### WHAT YOU ARE ASKED TO DO:
Look over the lines below. Report each one that includes the string "финансовое".

--- start of RECORDS FOR THIS TASK ---

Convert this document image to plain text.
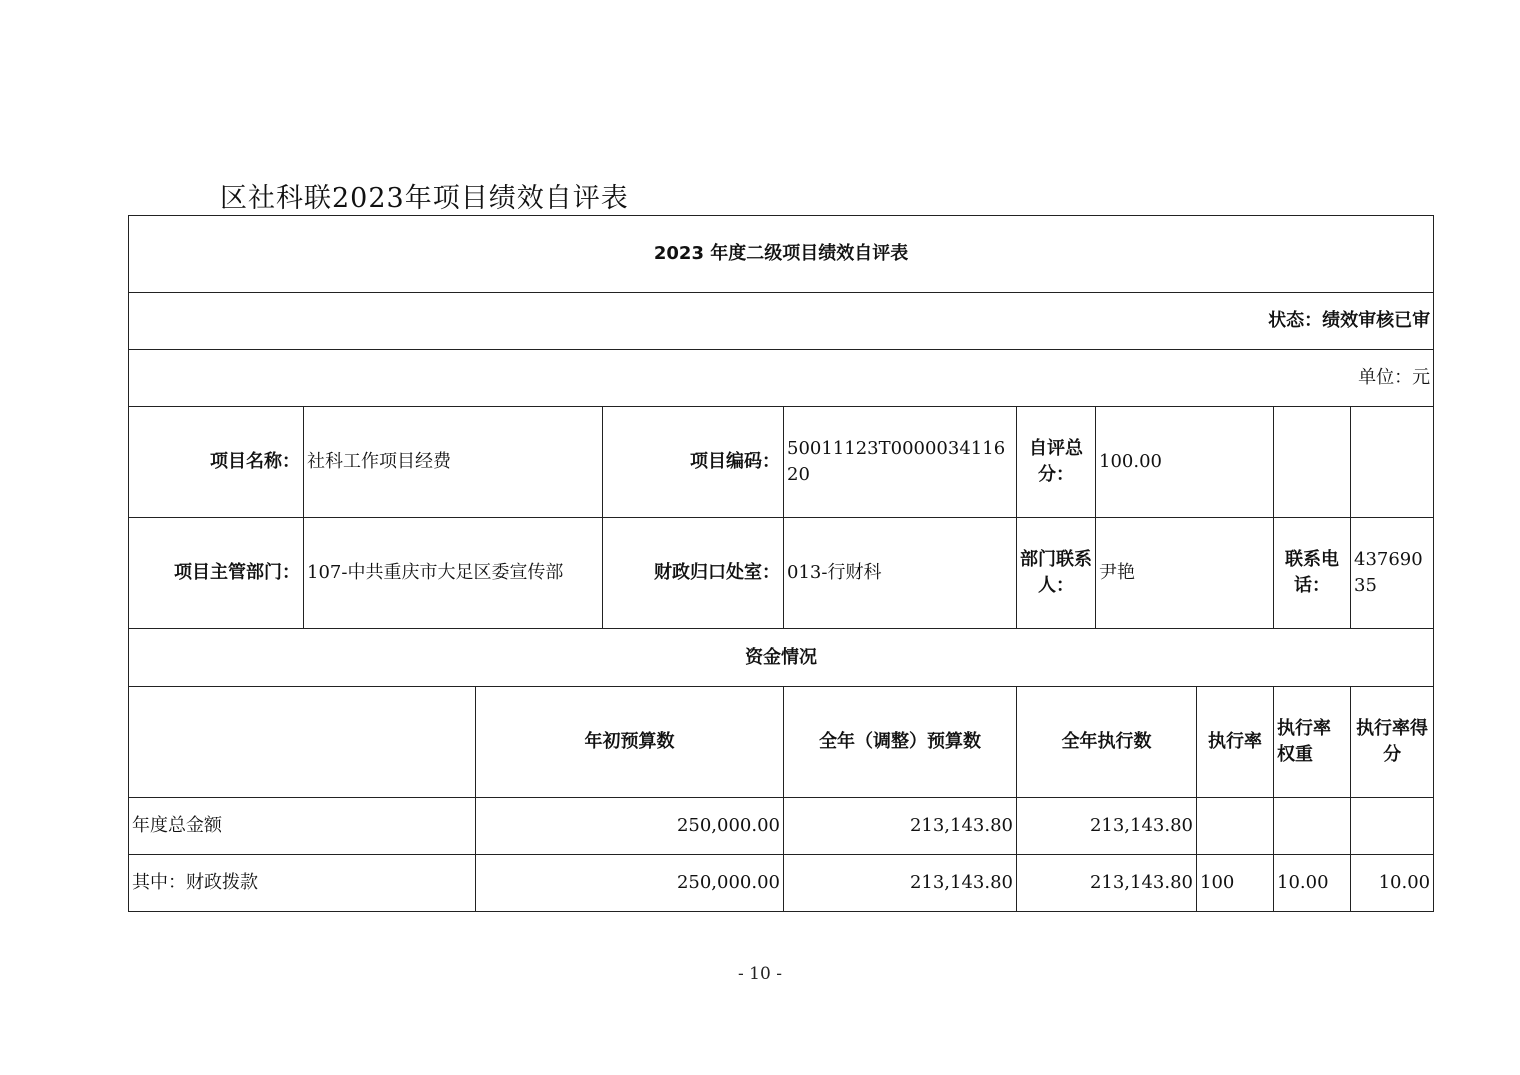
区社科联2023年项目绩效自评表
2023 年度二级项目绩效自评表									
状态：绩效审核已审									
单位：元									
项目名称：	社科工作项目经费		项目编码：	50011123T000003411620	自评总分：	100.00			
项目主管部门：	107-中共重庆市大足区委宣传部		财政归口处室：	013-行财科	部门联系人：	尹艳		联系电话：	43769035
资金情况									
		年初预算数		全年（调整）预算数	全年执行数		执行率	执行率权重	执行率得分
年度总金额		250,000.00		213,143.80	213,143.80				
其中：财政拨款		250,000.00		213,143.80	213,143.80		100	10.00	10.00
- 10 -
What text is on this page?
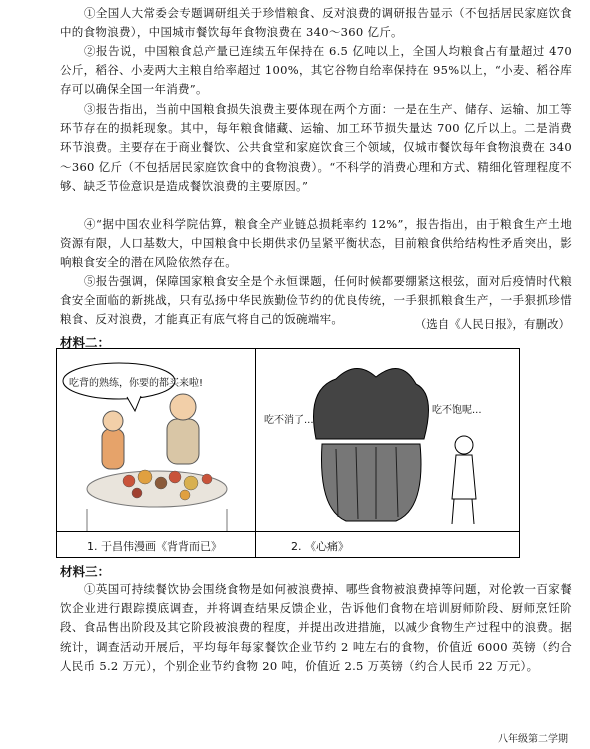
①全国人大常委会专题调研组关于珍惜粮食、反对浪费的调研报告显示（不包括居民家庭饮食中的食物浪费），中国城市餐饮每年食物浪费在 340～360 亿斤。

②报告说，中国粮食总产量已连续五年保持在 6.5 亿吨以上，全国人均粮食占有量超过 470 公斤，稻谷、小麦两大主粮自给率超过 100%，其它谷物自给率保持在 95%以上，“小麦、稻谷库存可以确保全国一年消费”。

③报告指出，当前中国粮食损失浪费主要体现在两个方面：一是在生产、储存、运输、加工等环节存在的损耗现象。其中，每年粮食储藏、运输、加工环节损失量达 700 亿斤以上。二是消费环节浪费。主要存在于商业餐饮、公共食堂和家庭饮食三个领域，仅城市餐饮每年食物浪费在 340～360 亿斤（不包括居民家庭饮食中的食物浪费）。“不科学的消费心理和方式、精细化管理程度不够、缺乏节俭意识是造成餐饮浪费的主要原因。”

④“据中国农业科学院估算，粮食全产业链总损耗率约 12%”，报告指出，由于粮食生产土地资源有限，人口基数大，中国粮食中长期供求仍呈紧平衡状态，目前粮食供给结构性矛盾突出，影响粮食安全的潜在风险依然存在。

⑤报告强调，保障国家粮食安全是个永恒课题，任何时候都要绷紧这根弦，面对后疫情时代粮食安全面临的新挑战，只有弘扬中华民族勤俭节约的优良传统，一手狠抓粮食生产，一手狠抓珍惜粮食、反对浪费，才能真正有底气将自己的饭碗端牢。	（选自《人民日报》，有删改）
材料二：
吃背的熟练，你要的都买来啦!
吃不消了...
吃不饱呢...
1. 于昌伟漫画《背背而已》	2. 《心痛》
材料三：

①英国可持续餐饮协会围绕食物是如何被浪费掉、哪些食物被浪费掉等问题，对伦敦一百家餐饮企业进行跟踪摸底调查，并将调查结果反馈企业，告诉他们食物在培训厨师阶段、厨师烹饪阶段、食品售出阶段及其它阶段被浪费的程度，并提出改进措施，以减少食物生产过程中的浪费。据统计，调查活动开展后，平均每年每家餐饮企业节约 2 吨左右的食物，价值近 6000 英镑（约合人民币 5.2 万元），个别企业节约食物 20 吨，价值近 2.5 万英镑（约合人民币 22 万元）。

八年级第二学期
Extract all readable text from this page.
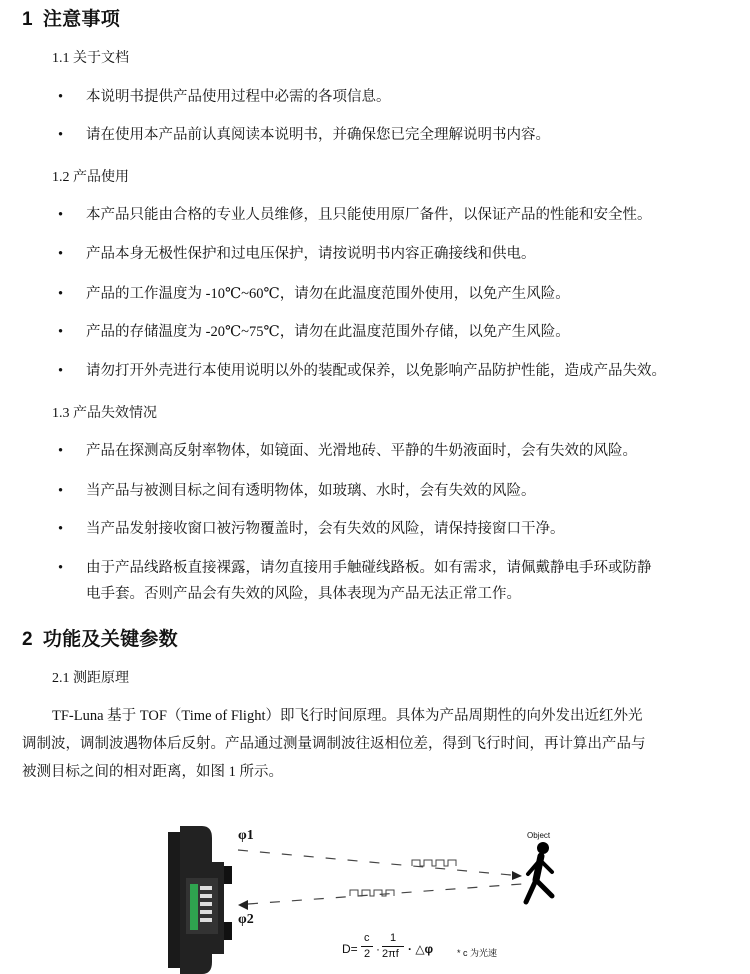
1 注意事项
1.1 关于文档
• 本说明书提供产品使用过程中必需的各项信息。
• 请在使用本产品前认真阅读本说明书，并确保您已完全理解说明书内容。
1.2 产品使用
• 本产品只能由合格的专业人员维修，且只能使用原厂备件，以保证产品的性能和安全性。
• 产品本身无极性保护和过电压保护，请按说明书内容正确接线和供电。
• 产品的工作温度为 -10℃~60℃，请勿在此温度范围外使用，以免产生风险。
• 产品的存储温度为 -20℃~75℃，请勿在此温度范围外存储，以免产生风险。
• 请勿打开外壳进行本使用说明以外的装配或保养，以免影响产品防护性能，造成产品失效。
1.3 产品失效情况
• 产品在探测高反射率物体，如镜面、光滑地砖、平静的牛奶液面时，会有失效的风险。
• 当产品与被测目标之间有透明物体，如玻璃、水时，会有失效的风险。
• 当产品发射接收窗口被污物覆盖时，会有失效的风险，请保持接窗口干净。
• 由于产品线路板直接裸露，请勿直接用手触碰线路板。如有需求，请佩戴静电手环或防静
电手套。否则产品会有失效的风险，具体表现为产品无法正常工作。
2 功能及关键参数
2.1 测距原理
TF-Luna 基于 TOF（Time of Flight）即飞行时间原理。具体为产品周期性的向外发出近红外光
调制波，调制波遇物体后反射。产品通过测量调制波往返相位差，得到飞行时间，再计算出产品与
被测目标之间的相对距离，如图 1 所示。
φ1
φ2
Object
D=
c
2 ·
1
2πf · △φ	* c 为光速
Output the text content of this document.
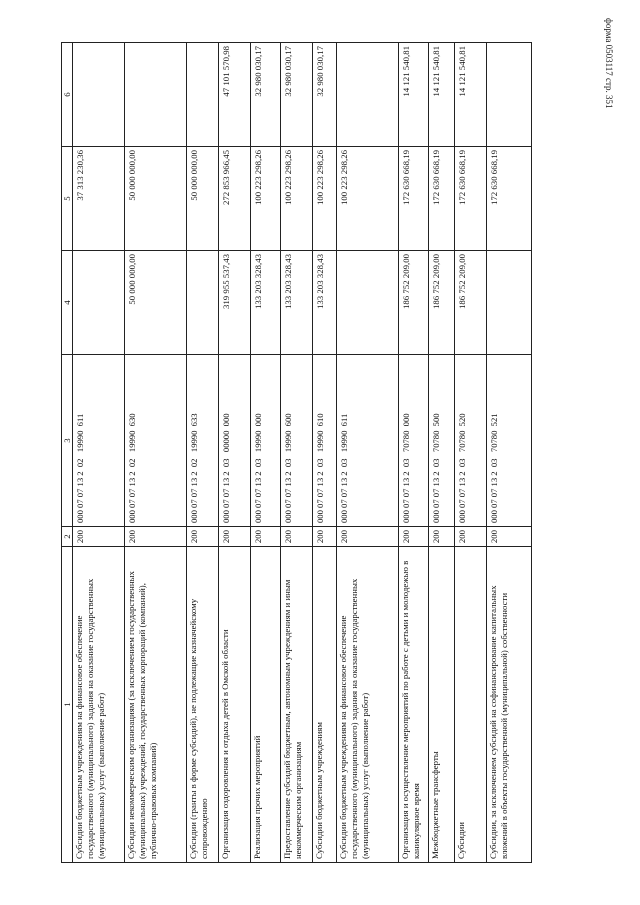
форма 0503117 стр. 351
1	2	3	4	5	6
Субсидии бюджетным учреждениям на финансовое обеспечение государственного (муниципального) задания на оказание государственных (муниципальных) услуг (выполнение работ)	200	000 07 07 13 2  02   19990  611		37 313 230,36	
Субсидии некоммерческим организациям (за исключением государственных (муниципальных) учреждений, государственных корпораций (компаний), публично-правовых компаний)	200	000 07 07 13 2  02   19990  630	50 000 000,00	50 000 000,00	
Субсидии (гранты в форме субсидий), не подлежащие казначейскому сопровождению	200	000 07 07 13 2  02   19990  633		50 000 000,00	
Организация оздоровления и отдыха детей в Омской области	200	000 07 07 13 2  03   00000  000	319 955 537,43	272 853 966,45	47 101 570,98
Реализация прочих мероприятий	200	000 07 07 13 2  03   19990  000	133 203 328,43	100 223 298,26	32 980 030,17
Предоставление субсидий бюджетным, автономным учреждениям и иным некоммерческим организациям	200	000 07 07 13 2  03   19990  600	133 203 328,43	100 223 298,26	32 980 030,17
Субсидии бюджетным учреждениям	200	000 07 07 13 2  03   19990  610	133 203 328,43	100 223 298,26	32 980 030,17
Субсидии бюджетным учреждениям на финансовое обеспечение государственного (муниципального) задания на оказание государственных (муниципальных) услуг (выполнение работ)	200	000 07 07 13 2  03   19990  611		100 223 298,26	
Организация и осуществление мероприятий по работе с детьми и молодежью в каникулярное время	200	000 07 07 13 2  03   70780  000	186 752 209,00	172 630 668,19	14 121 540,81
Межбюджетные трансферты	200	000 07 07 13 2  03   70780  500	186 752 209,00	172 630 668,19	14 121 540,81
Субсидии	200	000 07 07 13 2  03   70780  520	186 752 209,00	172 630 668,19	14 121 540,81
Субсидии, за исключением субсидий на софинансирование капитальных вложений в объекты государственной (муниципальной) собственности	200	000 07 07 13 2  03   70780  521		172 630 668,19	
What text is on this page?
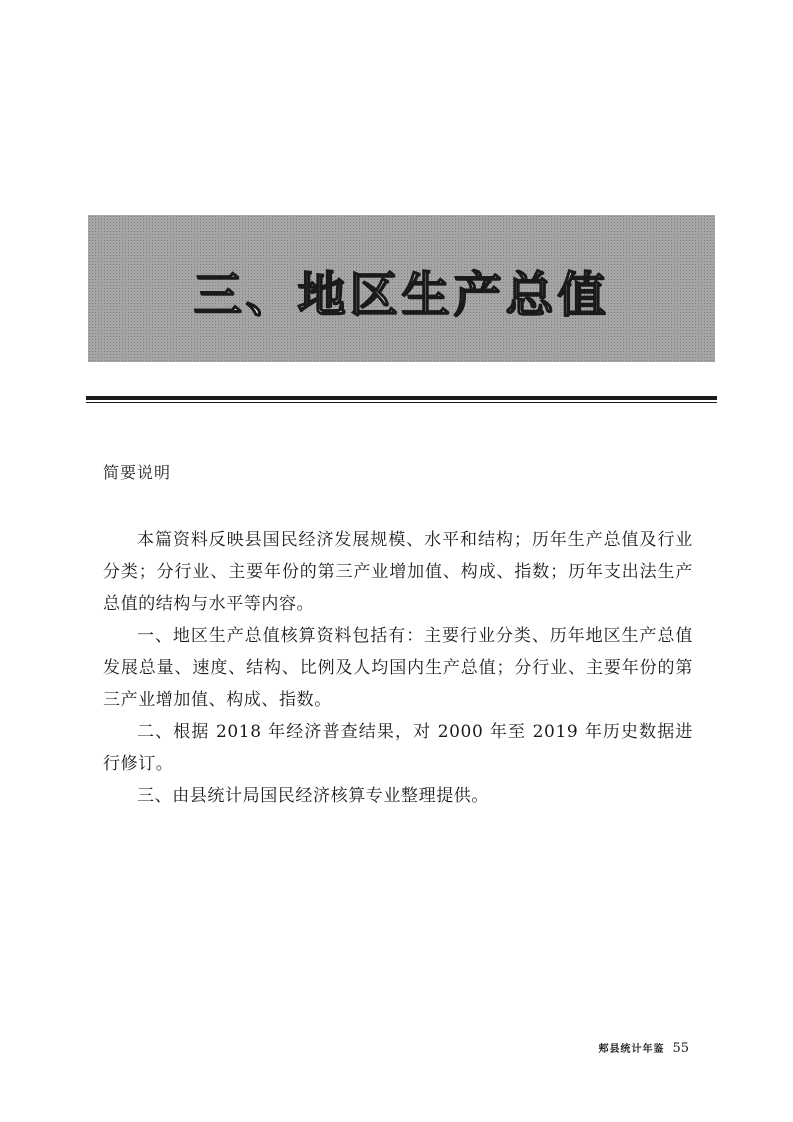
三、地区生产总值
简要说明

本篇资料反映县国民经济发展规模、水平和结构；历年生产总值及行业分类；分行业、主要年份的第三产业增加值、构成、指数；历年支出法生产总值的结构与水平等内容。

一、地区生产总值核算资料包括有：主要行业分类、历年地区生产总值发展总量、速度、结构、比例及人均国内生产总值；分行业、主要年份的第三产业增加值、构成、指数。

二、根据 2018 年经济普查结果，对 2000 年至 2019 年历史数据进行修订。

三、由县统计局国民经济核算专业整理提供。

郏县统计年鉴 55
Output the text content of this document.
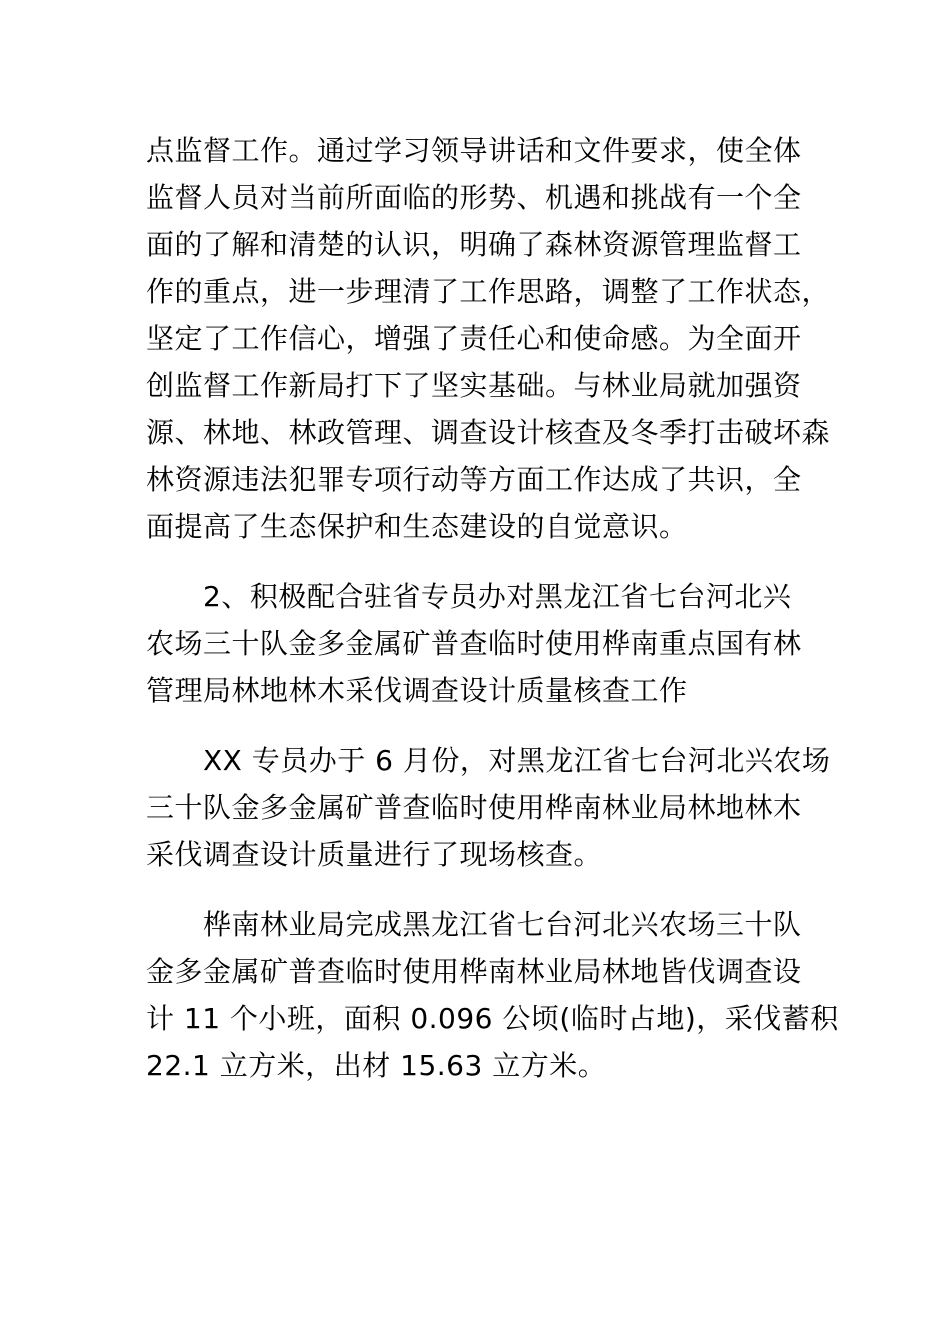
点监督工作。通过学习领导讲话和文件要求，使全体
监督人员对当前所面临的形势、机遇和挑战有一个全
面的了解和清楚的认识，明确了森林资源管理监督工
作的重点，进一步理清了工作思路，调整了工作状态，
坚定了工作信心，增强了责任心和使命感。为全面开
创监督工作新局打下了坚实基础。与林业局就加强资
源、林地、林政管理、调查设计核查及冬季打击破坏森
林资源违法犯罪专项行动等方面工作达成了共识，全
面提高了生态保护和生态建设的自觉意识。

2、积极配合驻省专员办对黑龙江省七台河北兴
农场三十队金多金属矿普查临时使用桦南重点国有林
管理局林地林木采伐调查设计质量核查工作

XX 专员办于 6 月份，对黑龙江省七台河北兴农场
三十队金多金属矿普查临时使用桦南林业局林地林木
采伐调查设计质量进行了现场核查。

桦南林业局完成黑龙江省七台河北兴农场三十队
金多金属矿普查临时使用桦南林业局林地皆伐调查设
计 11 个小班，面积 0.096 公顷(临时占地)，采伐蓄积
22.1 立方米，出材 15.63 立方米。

--- end of RECORDS FOR THIS TASK ---

### FULL RESPONSE:
Субсидии бюджетным учреждениям на финансовое обеспечение государственного (муниципального) задания на оказание государственных (муниципальных) услуг (выполнение работ)	200	000 07 07 13 2  02   19990  611		37 313 230,36	
Субсидии бюджетным учреждениям на финансовое обеспечение государственного (муниципального) задания на оказание государственных (муниципальных) услуг (выполнение работ)	200	000 07 07 13 2  03   19990  611		100 223 298,26	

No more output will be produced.